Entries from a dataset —

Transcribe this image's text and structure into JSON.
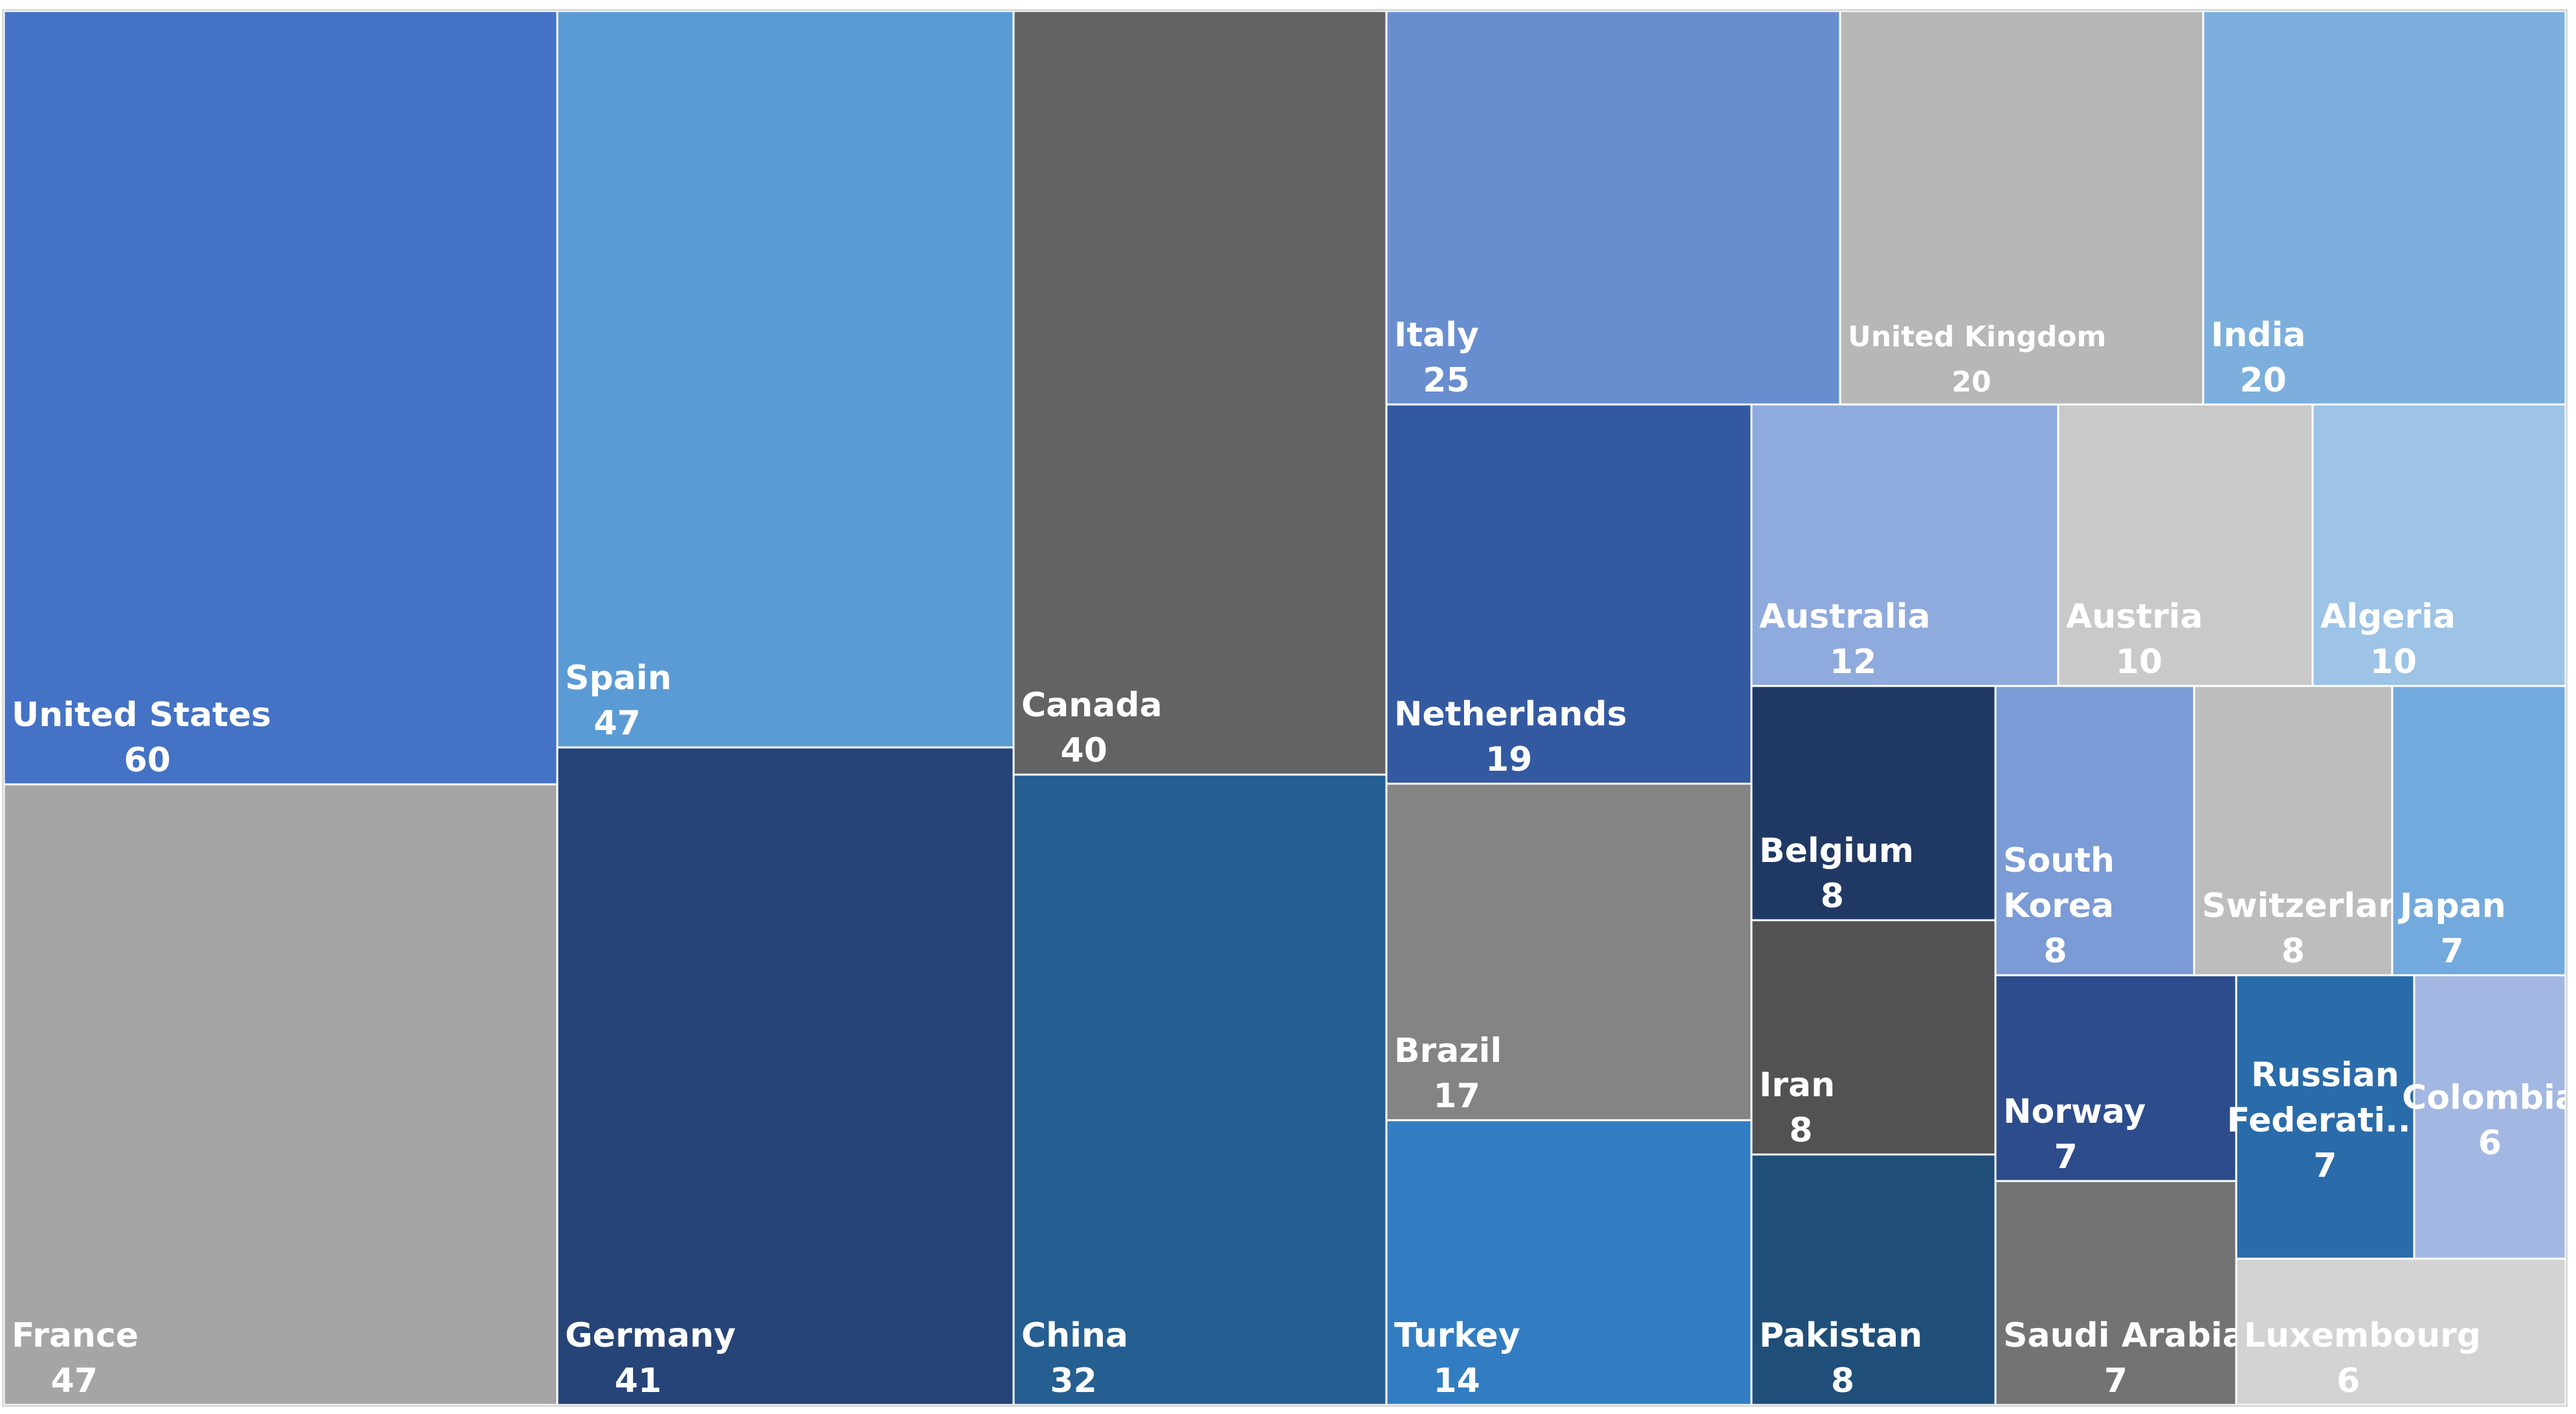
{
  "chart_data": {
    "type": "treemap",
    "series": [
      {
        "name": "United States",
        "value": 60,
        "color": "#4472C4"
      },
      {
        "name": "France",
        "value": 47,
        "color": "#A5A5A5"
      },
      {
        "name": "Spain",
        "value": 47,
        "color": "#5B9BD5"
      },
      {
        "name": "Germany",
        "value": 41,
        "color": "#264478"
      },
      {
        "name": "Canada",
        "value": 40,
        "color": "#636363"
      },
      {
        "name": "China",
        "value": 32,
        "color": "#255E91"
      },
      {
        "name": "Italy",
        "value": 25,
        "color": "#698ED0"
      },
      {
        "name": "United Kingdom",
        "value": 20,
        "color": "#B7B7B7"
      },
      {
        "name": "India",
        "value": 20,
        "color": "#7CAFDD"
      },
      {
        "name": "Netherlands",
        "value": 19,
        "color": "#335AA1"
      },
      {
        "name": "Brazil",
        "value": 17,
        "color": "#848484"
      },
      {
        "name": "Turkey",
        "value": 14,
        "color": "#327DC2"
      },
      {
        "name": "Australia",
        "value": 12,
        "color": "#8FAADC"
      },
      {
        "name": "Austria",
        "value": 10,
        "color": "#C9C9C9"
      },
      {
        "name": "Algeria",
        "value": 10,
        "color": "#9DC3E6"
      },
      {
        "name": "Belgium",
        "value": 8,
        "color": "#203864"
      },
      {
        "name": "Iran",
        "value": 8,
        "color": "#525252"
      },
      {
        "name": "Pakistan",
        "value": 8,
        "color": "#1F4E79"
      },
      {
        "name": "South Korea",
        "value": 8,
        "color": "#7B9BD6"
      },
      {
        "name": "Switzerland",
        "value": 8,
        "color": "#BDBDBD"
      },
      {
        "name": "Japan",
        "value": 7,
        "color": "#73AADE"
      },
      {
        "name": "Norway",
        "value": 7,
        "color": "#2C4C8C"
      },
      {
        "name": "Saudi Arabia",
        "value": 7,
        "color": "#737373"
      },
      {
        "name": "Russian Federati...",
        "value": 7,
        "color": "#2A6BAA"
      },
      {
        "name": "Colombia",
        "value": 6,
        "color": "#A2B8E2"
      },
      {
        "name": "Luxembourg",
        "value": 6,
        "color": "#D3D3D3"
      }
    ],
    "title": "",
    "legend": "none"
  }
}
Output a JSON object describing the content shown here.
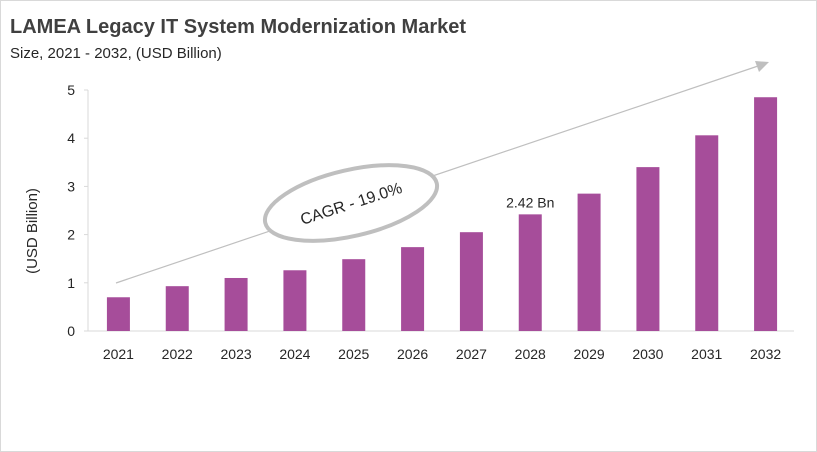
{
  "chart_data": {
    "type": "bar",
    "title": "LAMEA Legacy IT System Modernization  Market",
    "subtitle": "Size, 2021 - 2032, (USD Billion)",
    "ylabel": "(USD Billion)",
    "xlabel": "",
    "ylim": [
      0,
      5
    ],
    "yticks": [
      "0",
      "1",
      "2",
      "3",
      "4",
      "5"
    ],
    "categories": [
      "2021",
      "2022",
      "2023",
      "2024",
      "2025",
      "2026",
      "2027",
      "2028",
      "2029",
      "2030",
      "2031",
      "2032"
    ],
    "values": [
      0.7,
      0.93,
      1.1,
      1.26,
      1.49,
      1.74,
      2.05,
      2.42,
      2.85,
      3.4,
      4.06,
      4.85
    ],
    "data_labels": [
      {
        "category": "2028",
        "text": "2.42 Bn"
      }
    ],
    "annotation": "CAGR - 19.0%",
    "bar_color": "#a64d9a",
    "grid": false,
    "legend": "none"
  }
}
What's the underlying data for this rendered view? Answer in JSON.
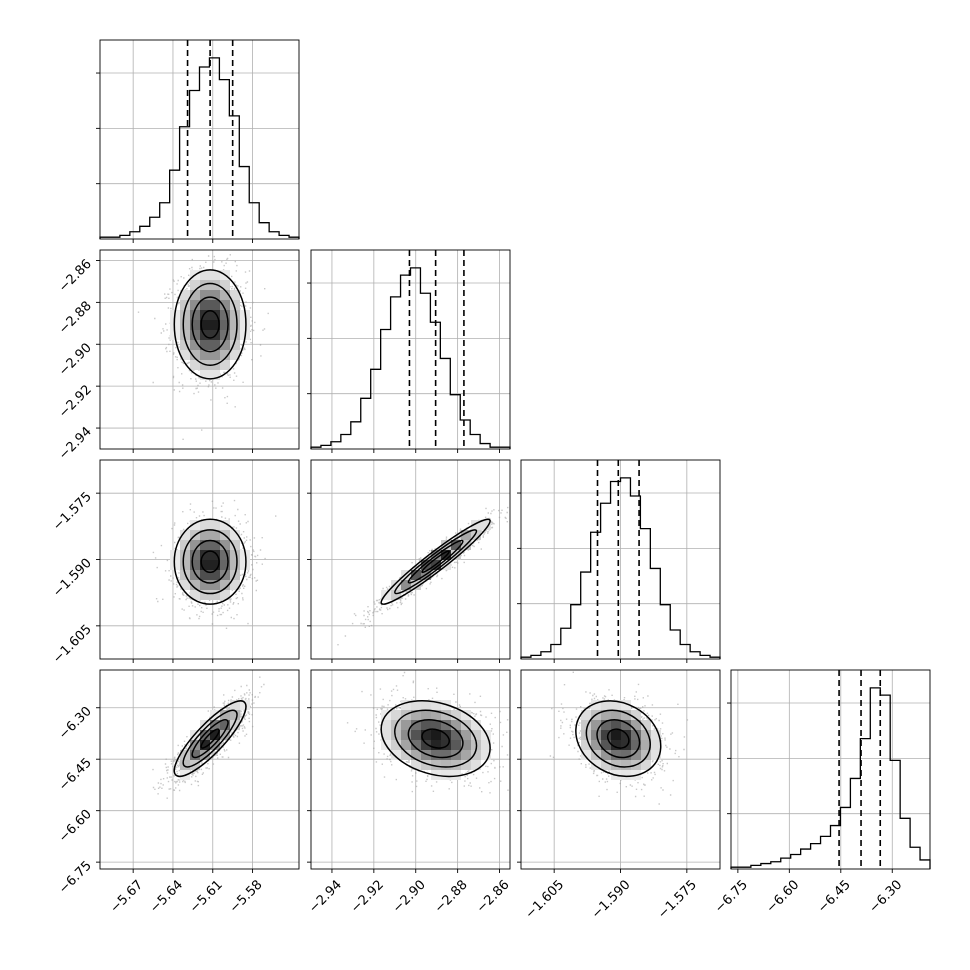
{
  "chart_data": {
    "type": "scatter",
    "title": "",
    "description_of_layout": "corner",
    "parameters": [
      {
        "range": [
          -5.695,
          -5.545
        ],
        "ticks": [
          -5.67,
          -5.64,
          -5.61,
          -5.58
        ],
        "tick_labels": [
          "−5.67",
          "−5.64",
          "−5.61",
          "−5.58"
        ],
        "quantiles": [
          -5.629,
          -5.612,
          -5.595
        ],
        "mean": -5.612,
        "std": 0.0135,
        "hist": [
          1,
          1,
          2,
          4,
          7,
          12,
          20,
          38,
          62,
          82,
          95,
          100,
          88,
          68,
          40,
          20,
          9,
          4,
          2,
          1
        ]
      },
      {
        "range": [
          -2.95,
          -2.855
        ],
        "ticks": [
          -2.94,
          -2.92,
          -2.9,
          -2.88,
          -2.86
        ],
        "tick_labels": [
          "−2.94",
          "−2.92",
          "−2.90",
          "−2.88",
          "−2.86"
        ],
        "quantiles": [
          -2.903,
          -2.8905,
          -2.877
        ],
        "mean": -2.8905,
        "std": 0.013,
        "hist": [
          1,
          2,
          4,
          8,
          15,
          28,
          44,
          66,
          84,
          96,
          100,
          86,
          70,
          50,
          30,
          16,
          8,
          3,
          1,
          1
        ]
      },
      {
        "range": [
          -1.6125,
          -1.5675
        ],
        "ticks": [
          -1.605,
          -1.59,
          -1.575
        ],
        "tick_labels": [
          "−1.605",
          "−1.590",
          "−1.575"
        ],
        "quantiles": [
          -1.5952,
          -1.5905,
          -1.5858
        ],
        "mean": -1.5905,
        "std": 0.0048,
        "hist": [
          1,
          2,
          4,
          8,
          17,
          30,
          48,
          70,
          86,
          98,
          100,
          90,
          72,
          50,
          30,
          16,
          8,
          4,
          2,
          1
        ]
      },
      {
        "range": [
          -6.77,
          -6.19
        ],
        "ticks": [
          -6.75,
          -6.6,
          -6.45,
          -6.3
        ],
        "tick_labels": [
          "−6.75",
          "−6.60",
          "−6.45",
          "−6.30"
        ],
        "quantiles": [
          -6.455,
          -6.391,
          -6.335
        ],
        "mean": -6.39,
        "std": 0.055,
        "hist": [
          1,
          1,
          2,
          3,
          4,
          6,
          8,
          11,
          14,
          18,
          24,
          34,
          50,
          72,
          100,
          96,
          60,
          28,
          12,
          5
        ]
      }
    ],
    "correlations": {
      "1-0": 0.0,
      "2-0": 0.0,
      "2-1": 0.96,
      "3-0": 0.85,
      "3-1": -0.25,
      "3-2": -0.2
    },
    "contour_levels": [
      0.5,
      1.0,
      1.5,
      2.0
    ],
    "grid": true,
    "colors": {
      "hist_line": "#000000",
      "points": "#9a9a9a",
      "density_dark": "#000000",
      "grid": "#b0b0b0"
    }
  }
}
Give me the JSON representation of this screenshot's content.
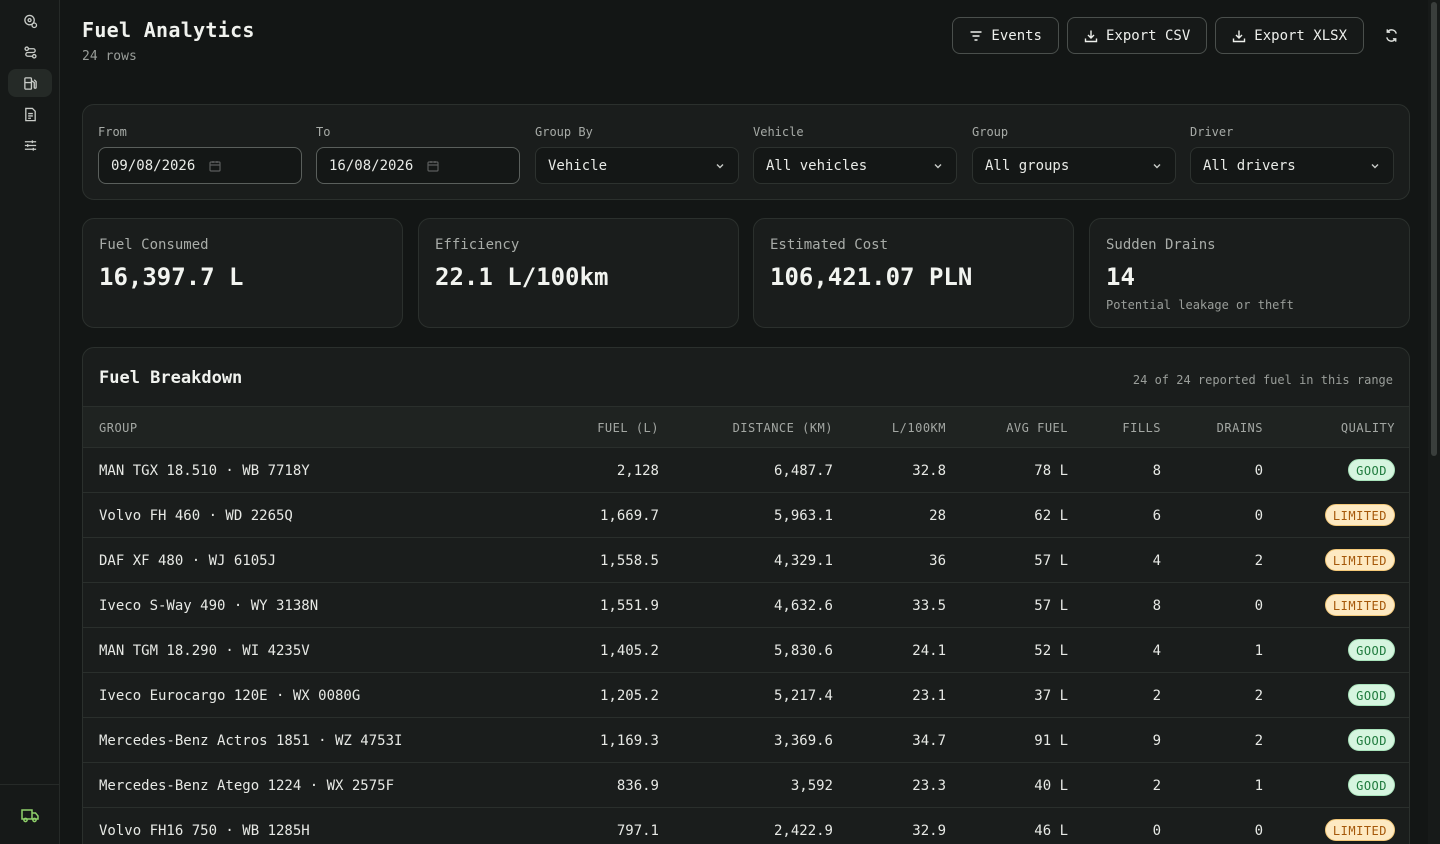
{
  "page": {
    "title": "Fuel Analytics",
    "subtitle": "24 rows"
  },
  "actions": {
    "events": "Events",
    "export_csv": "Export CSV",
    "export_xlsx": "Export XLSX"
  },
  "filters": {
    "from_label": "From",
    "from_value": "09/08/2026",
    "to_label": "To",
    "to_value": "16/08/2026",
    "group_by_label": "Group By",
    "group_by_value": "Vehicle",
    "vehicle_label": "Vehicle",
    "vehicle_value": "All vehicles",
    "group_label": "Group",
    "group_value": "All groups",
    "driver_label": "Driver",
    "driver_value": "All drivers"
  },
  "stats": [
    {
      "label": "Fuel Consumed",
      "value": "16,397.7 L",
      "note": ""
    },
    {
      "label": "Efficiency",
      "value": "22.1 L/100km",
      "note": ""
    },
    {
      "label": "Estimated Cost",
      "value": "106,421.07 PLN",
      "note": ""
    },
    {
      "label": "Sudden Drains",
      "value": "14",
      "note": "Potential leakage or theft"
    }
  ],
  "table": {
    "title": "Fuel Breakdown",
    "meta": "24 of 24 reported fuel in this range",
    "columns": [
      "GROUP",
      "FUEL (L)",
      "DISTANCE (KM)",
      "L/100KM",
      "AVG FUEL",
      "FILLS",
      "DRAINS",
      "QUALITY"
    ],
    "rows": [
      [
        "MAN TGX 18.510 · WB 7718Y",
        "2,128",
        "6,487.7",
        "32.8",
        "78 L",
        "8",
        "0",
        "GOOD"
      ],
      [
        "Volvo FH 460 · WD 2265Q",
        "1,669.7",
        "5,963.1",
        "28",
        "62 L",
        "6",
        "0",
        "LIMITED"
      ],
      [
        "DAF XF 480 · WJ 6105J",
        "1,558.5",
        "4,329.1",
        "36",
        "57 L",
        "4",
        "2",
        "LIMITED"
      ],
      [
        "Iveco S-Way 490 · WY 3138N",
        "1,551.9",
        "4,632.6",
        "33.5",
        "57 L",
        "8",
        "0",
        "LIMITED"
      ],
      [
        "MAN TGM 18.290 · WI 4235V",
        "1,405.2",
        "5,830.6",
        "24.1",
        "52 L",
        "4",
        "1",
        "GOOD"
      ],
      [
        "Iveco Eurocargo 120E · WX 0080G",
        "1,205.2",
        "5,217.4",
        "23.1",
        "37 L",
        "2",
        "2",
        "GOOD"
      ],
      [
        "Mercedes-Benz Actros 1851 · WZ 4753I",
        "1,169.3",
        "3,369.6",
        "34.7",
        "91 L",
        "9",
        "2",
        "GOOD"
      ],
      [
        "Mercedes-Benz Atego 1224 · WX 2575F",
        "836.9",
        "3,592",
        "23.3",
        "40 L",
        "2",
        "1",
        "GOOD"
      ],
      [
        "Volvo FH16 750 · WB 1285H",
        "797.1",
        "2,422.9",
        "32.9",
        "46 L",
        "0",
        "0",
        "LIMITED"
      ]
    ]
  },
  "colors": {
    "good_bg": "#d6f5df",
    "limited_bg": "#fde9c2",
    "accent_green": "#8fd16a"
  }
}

Task requirements —
Only the number is wanted: count the lines of the records that hold the word "mean".

Complete answer —
4